Transcribe the lines exactly, beginning with the one that contains "Extract all the data from this chart as JSON." and ending with the final line of the records. Do not transcribe pictures.

[START OF SUPPLIED MATERIAL]

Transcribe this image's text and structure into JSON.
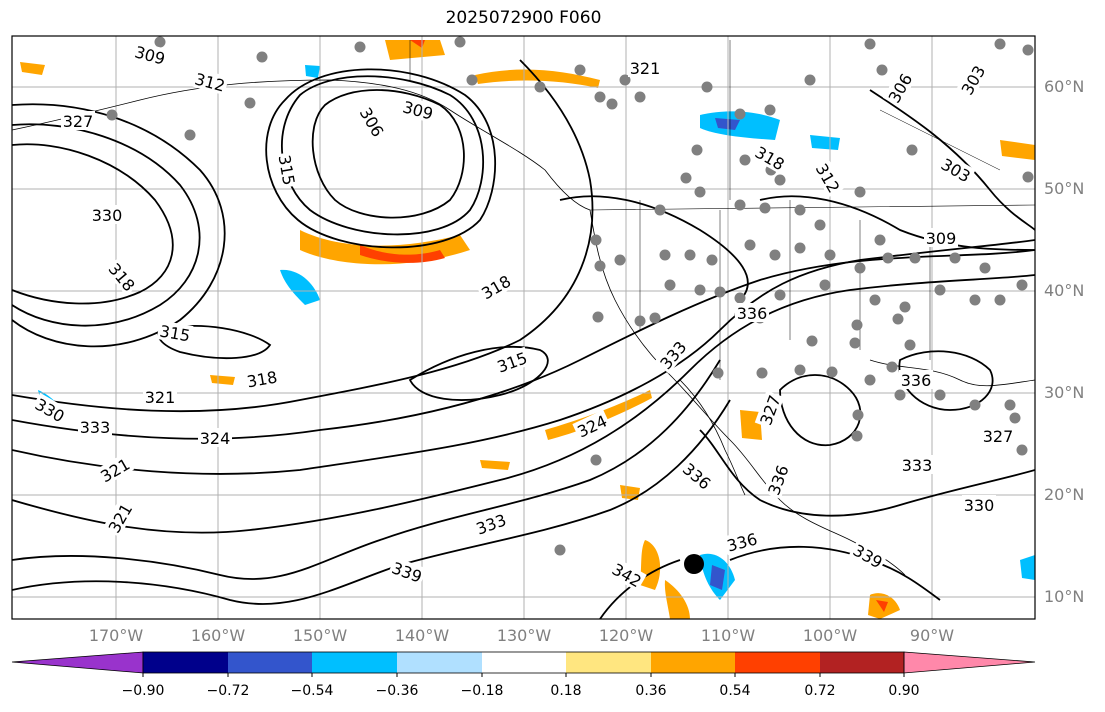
{
  "title": "2025072900 F060",
  "lat_labels": [
    "60°N",
    "50°N",
    "40°N",
    "30°N",
    "20°N",
    "10°N"
  ],
  "lon_labels": [
    "170°W",
    "160°W",
    "150°W",
    "140°W",
    "130°W",
    "120°W",
    "110°W",
    "100°W",
    "90°W"
  ],
  "colorbar": {
    "colors": [
      "#9933cc",
      "#00008b",
      "#3355cc",
      "#00bfff",
      "#b0e0ff",
      "#ffffff",
      "#ffe680",
      "#ffa500",
      "#ff4000",
      "#b22222",
      "#ff88aa"
    ],
    "tick_labels": [
      "−0.90",
      "−0.72",
      "−0.54",
      "−0.36",
      "−0.18",
      "0.18",
      "0.36",
      "0.54",
      "0.72",
      "0.90"
    ]
  },
  "contour_labels": [
    {
      "text": "309"
    },
    {
      "text": "312"
    },
    {
      "text": "327"
    },
    {
      "text": "330"
    },
    {
      "text": "318"
    },
    {
      "text": "315"
    },
    {
      "text": "321"
    },
    {
      "text": "330"
    },
    {
      "text": "333"
    },
    {
      "text": "324"
    },
    {
      "text": "321"
    },
    {
      "text": "321"
    },
    {
      "text": "306"
    },
    {
      "text": "309"
    },
    {
      "text": "315"
    },
    {
      "text": "318"
    },
    {
      "text": "318"
    },
    {
      "text": "315"
    },
    {
      "text": "324"
    },
    {
      "text": "333"
    },
    {
      "text": "339"
    },
    {
      "text": "342"
    },
    {
      "text": "336"
    },
    {
      "text": "336"
    },
    {
      "text": "321"
    },
    {
      "text": "318"
    },
    {
      "text": "312"
    },
    {
      "text": "303"
    },
    {
      "text": "306"
    },
    {
      "text": "303"
    },
    {
      "text": "309"
    },
    {
      "text": "336"
    },
    {
      "text": "336"
    },
    {
      "text": "327"
    },
    {
      "text": "327"
    },
    {
      "text": "333"
    },
    {
      "text": "330"
    },
    {
      "text": "339"
    },
    {
      "text": "336"
    },
    {
      "text": "333"
    }
  ],
  "colors": {
    "station_dot": "#808080",
    "storm_marker": "#000000",
    "grid": "#b0b0b0"
  }
}
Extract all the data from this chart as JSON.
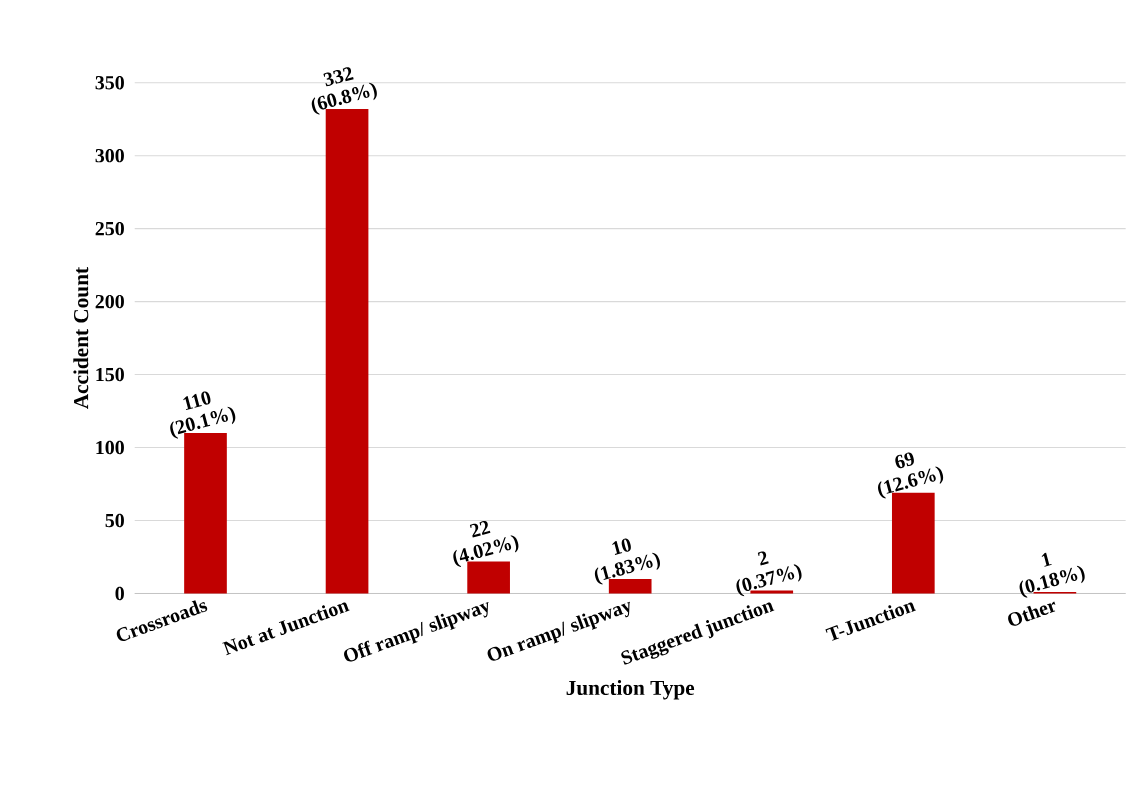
{
  "chart_data": {
    "type": "bar",
    "xlabel": "Junction Type",
    "ylabel": "Accident Count",
    "categories": [
      "Crossroads",
      "Not at Junction",
      "Off ramp/ slipway",
      "On ramp/ slipway",
      "Staggered junction",
      "T-Junction",
      "Other"
    ],
    "values": [
      110,
      332,
      22,
      10,
      2,
      69,
      1
    ],
    "value_labels": [
      "110 (20.1%)",
      "332 (60.8%)",
      "22 (4.02%)",
      "10 (1.83%)",
      "2 (0.37%)",
      "69 (12.6%)",
      "1 (0.18%)"
    ],
    "color": "#c00000",
    "ylim": [
      0,
      350
    ],
    "yticks": [
      0,
      50,
      100,
      150,
      200,
      250,
      300,
      350
    ],
    "grid": "y"
  }
}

[END OF SUPPLIED MATERIAL]

SOLUTION FOR THIS PROBLEM:
Extract all the data from this chart as JSON.
{
  "chart_data": {
    "type": "bar",
    "xlabel": "Junction Type",
    "ylabel": "Accident Count",
    "categories": [
      "Crossroads",
      "Not at Junction",
      "Off ramp/ slipway",
      "On ramp/ slipway",
      "Staggered junction",
      "T-Junction",
      "Other"
    ],
    "values": [
      110,
      332,
      22,
      10,
      2,
      69,
      1
    ],
    "value_labels": [
      "110 (20.1%)",
      "332 (60.8%)",
      "22 (4.02%)",
      "10 (1.83%)",
      "2 (0.37%)",
      "69 (12.6%)",
      "1 (0.18%)"
    ],
    "color": "#c00000",
    "ylim": [
      0,
      350
    ],
    "yticks": [
      0,
      50,
      100,
      150,
      200,
      250,
      300,
      350
    ],
    "grid": "y"
  }
}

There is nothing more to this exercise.